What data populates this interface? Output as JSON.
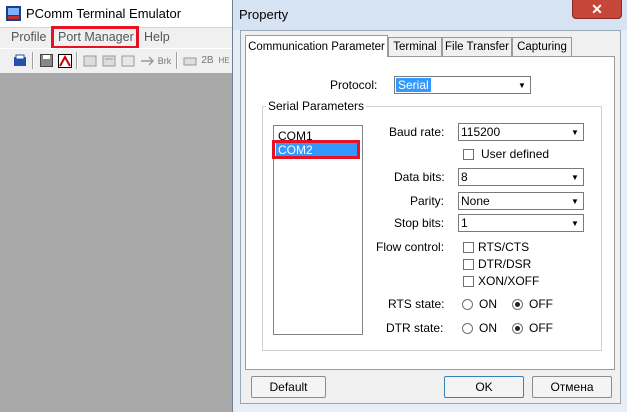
{
  "app": {
    "title": "PComm Terminal Emulator",
    "menu": [
      "Profile",
      "Port Manager",
      "Help"
    ],
    "toolbar": {
      "brk_label": "Brk",
      "twob_label": "2B",
      "he_label": "HE"
    }
  },
  "dialog": {
    "title": "Property",
    "close_glyph": "✕",
    "tabs": [
      "Communication Parameter",
      "Terminal",
      "File Transfer",
      "Capturing"
    ],
    "protocol": {
      "label": "Protocol:",
      "value": "Serial"
    },
    "serial_group_label": "Serial Parameters",
    "ports": [
      "COM1",
      "COM2"
    ],
    "selected_port": "COM2",
    "baud_rate": {
      "label": "Baud rate:",
      "value": "115200"
    },
    "user_defined_label": "User defined",
    "data_bits": {
      "label": "Data bits:",
      "value": "8"
    },
    "parity": {
      "label": "Parity:",
      "value": "None"
    },
    "stop_bits": {
      "label": "Stop bits:",
      "value": "1"
    },
    "flow_control": {
      "label": "Flow control:",
      "options": [
        "RTS/CTS",
        "DTR/DSR",
        "XON/XOFF"
      ]
    },
    "rts_state": {
      "label": "RTS state:",
      "on": "ON",
      "off": "OFF",
      "selected": "OFF"
    },
    "dtr_state": {
      "label": "DTR state:",
      "on": "ON",
      "off": "OFF",
      "selected": "OFF"
    },
    "buttons": {
      "default": "Default",
      "ok": "OK",
      "cancel": "Отмена"
    }
  },
  "colors": {
    "highlight": "#e81123",
    "selection": "#3399ff",
    "workspace": "#a9a9a9"
  }
}
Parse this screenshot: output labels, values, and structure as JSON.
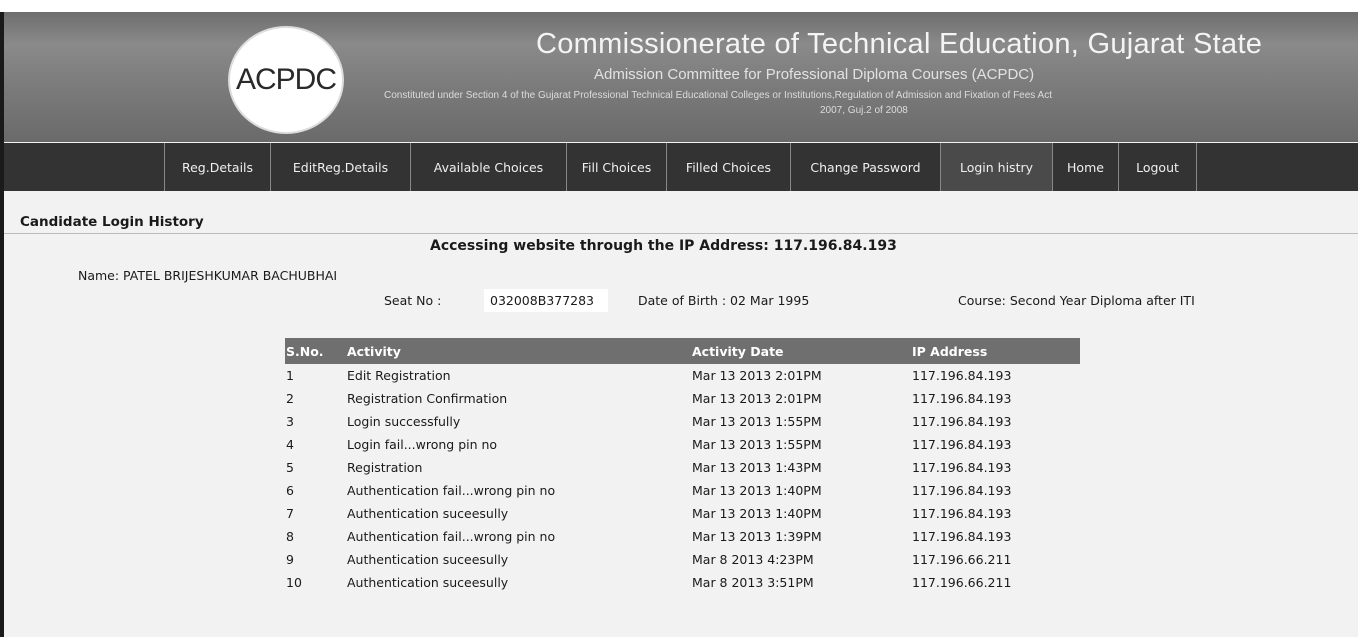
{
  "header": {
    "logo_text": "ACPDC",
    "title": "Commissionerate of Technical Education, Gujarat State",
    "subtitle": "Admission Committee for Professional Diploma Courses (ACPDC)",
    "small_text_line1": "Constituted under Section 4 of the Gujarat Professional Technical Educational Colleges or Institutions,Regulation of Admission and Fixation of Fees Act",
    "small_text_line2": "2007, Guj.2 of 2008"
  },
  "nav": {
    "items": [
      {
        "label": "Reg.Details"
      },
      {
        "label": "EditReg.Details"
      },
      {
        "label": "Available Choices"
      },
      {
        "label": "Fill Choices"
      },
      {
        "label": "Filled Choices"
      },
      {
        "label": "Change Password"
      },
      {
        "label": "Login histry"
      },
      {
        "label": "Home"
      },
      {
        "label": "Logout"
      }
    ]
  },
  "page": {
    "section_title": "Candidate Login History",
    "ip_line": "Accessing website through the IP Address: 117.196.84.193",
    "name": "Name: PATEL BRIJESHKUMAR BACHUBHAI",
    "seat_label": "Seat No :",
    "seat_value": "032008B377283",
    "dob": "Date of Birth : 02 Mar 1995",
    "course": "Course: Second Year Diploma after ITI"
  },
  "table": {
    "headers": [
      "S.No.",
      "Activity",
      "Activity Date",
      "IP Address"
    ],
    "rows": [
      [
        "1",
        "Edit Registration",
        "Mar 13 2013 2:01PM",
        "117.196.84.193"
      ],
      [
        "2",
        "Registration Confirmation",
        "Mar 13 2013 2:01PM",
        "117.196.84.193"
      ],
      [
        "3",
        "Login successfully",
        "Mar 13 2013 1:55PM",
        "117.196.84.193"
      ],
      [
        "4",
        "Login fail...wrong pin no",
        "Mar 13 2013 1:55PM",
        "117.196.84.193"
      ],
      [
        "5",
        "Registration",
        "Mar 13 2013 1:43PM",
        "117.196.84.193"
      ],
      [
        "6",
        "Authentication fail...wrong pin no",
        "Mar 13 2013 1:40PM",
        "117.196.84.193"
      ],
      [
        "7",
        "Authentication suceesully",
        "Mar 13 2013 1:40PM",
        "117.196.84.193"
      ],
      [
        "8",
        "Authentication fail...wrong pin no",
        "Mar 13 2013 1:39PM",
        "117.196.84.193"
      ],
      [
        "9",
        "Authentication suceesully",
        "Mar 8 2013 4:23PM",
        "117.196.66.211"
      ],
      [
        "10",
        "Authentication suceesully",
        "Mar 8 2013 3:51PM",
        "117.196.66.211"
      ]
    ]
  }
}
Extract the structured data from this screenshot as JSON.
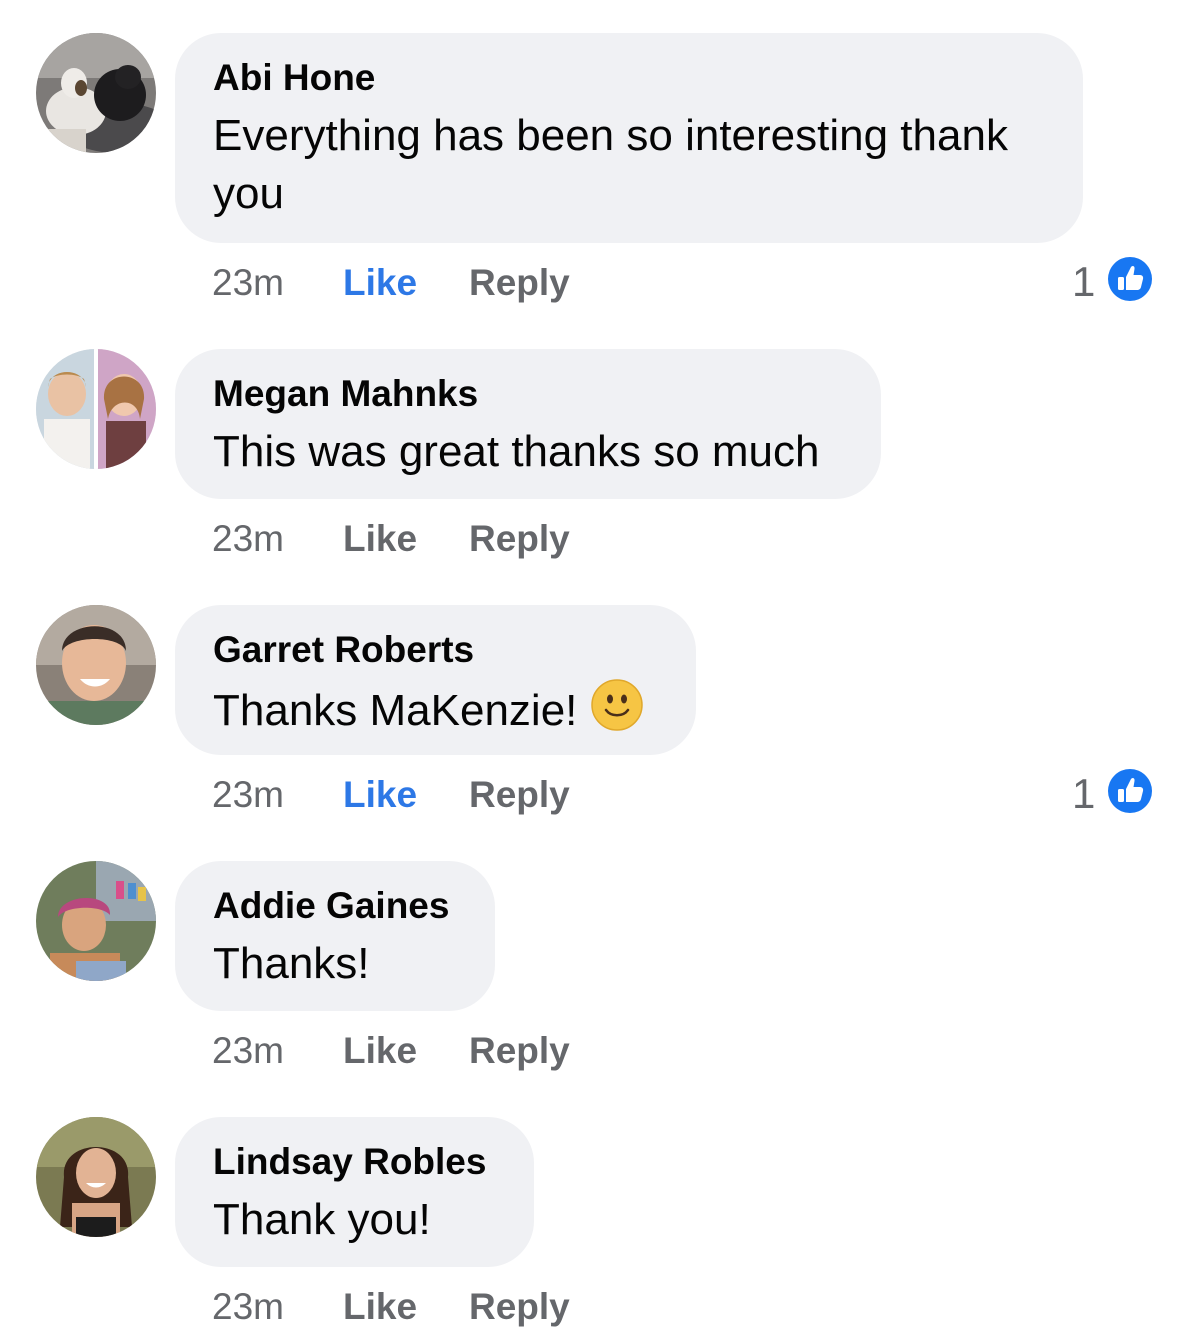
{
  "colors": {
    "bubble": "#f0f1f4",
    "meta_text": "#65676b",
    "liked_blue": "#2d78e6",
    "reaction_blue": "#1877f2"
  },
  "comments": [
    {
      "author": "Abi Hone",
      "text_line1": "Everything has been so interesting thank",
      "text_line2": "you",
      "time": "23m",
      "like": "Like",
      "reply": "Reply",
      "liked": true,
      "reaction_count": "1"
    },
    {
      "author": "Megan Mahnks",
      "text": "This was great thanks so much",
      "time": "23m",
      "like": "Like",
      "reply": "Reply",
      "liked": false
    },
    {
      "author": "Garret Roberts",
      "text": "Thanks MaKenzie!",
      "emoji": "slightly-smiling-face",
      "time": "23m",
      "like": "Like",
      "reply": "Reply",
      "liked": true,
      "reaction_count": "1"
    },
    {
      "author": "Addie Gaines",
      "text": "Thanks!",
      "time": "23m",
      "like": "Like",
      "reply": "Reply",
      "liked": false
    },
    {
      "author": "Lindsay Robles",
      "text": "Thank you!",
      "time": "23m",
      "like": "Like",
      "reply": "Reply",
      "liked": false
    }
  ]
}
^^^^^^^^
## Exercise prompt
Go through the entries above and print each one exactly, minus the pictures.

## Solution below
What data populates this interface? Output as JSON.
{
  "app": {
    "title": "PComm Terminal Emulator",
    "menu": [
      "Profile",
      "Port Manager",
      "Help"
    ],
    "toolbar": {
      "brk_label": "Brk",
      "twob_label": "2B",
      "he_label": "HE"
    }
  },
  "dialog": {
    "title": "Property",
    "close_glyph": "✕",
    "tabs": [
      "Communication Parameter",
      "Terminal",
      "File Transfer",
      "Capturing"
    ],
    "protocol": {
      "label": "Protocol:",
      "value": "Serial"
    },
    "serial_group_label": "Serial Parameters",
    "ports": [
      "COM1",
      "COM2"
    ],
    "selected_port": "COM2",
    "baud_rate": {
      "label": "Baud rate:",
      "value": "115200"
    },
    "user_defined_label": "User defined",
    "data_bits": {
      "label": "Data bits:",
      "value": "8"
    },
    "parity": {
      "label": "Parity:",
      "value": "None"
    },
    "stop_bits": {
      "label": "Stop bits:",
      "value": "1"
    },
    "flow_control": {
      "label": "Flow control:",
      "options": [
        "RTS/CTS",
        "DTR/DSR",
        "XON/XOFF"
      ]
    },
    "rts_state": {
      "label": "RTS state:",
      "on": "ON",
      "off": "OFF",
      "selected": "OFF"
    },
    "dtr_state": {
      "label": "DTR state:",
      "on": "ON",
      "off": "OFF",
      "selected": "OFF"
    },
    "buttons": {
      "default": "Default",
      "ok": "OK",
      "cancel": "Отмена"
    }
  },
  "colors": {
    "highlight": "#e81123",
    "selection": "#3399ff",
    "workspace": "#a9a9a9"
  }
}
Parse this screenshot: output labels, values, and structure as JSON.
{
  "header": {
    "logo_text": "ACPDC",
    "title": "Commissionerate of Technical Education, Gujarat State",
    "subtitle": "Admission Committee for Professional Diploma Courses (ACPDC)",
    "small_text_line1": "Constituted under Section 4 of the Gujarat Professional Technical Educational Colleges or Institutions,Regulation of Admission and Fixation of Fees Act",
    "small_text_line2": "2007, Guj.2 of 2008"
  },
  "nav": {
    "items": [
      {
        "label": "Reg.Details"
      },
      {
        "label": "EditReg.Details"
      },
      {
        "label": "Available Choices"
      },
      {
        "label": "Fill Choices"
      },
      {
        "label": "Filled Choices"
      },
      {
        "label": "Change Password"
      },
      {
        "label": "Login histry"
      },
      {
        "label": "Home"
      },
      {
        "label": "Logout"
      }
    ]
  },
  "page": {
    "section_title": "Candidate Login History",
    "ip_line": "Accessing website through the IP Address: 117.196.84.193",
    "name": "Name: PATEL BRIJESHKUMAR BACHUBHAI",
    "seat_label": "Seat No :",
    "seat_value": "032008B377283",
    "dob": "Date of Birth : 02 Mar 1995",
    "course": "Course: Second Year Diploma after ITI"
  },
  "table": {
    "headers": [
      "S.No.",
      "Activity",
      "Activity Date",
      "IP Address"
    ],
    "rows": [
      [
        "1",
        "Edit Registration",
        "Mar 13 2013 2:01PM",
        "117.196.84.193"
      ],
      [
        "2",
        "Registration Confirmation",
        "Mar 13 2013 2:01PM",
        "117.196.84.193"
      ],
      [
        "3",
        "Login successfully",
        "Mar 13 2013 1:55PM",
        "117.196.84.193"
      ],
      [
        "4",
        "Login fail...wrong pin no",
        "Mar 13 2013 1:55PM",
        "117.196.84.193"
      ],
      [
        "5",
        "Registration",
        "Mar 13 2013 1:43PM",
        "117.196.84.193"
      ],
      [
        "6",
        "Authentication fail...wrong pin no",
        "Mar 13 2013 1:40PM",
        "117.196.84.193"
      ],
      [
        "7",
        "Authentication suceesully",
        "Mar 13 2013 1:40PM",
        "117.196.84.193"
      ],
      [
        "8",
        "Authentication fail...wrong pin no",
        "Mar 13 2013 1:39PM",
        "117.196.84.193"
      ],
      [
        "9",
        "Authentication suceesully",
        "Mar 8 2013 4:23PM",
        "117.196.66.211"
      ],
      [
        "10",
        "Authentication suceesully",
        "Mar 8 2013 3:51PM",
        "117.196.66.211"
      ]
    ]
  }
}
Extract the structured data from this screenshot as JSON.
{
  "colors": {
    "bubble": "#f0f1f4",
    "meta_text": "#65676b",
    "liked_blue": "#2d78e6",
    "reaction_blue": "#1877f2"
  },
  "comments": [
    {
      "author": "Abi Hone",
      "text_line1": "Everything has been so interesting thank",
      "text_line2": "you",
      "time": "23m",
      "like": "Like",
      "reply": "Reply",
      "liked": true,
      "reaction_count": "1"
    },
    {
      "author": "Megan Mahnks",
      "text": "This was great thanks so much",
      "time": "23m",
      "like": "Like",
      "reply": "Reply",
      "liked": false
    },
    {
      "author": "Garret Roberts",
      "text": "Thanks MaKenzie!",
      "emoji": "slightly-smiling-face",
      "time": "23m",
      "like": "Like",
      "reply": "Reply",
      "liked": true,
      "reaction_count": "1"
    },
    {
      "author": "Addie Gaines",
      "text": "Thanks!",
      "time": "23m",
      "like": "Like",
      "reply": "Reply",
      "liked": false
    },
    {
      "author": "Lindsay Robles",
      "text": "Thank you!",
      "time": "23m",
      "like": "Like",
      "reply": "Reply",
      "liked": false
    }
  ]
}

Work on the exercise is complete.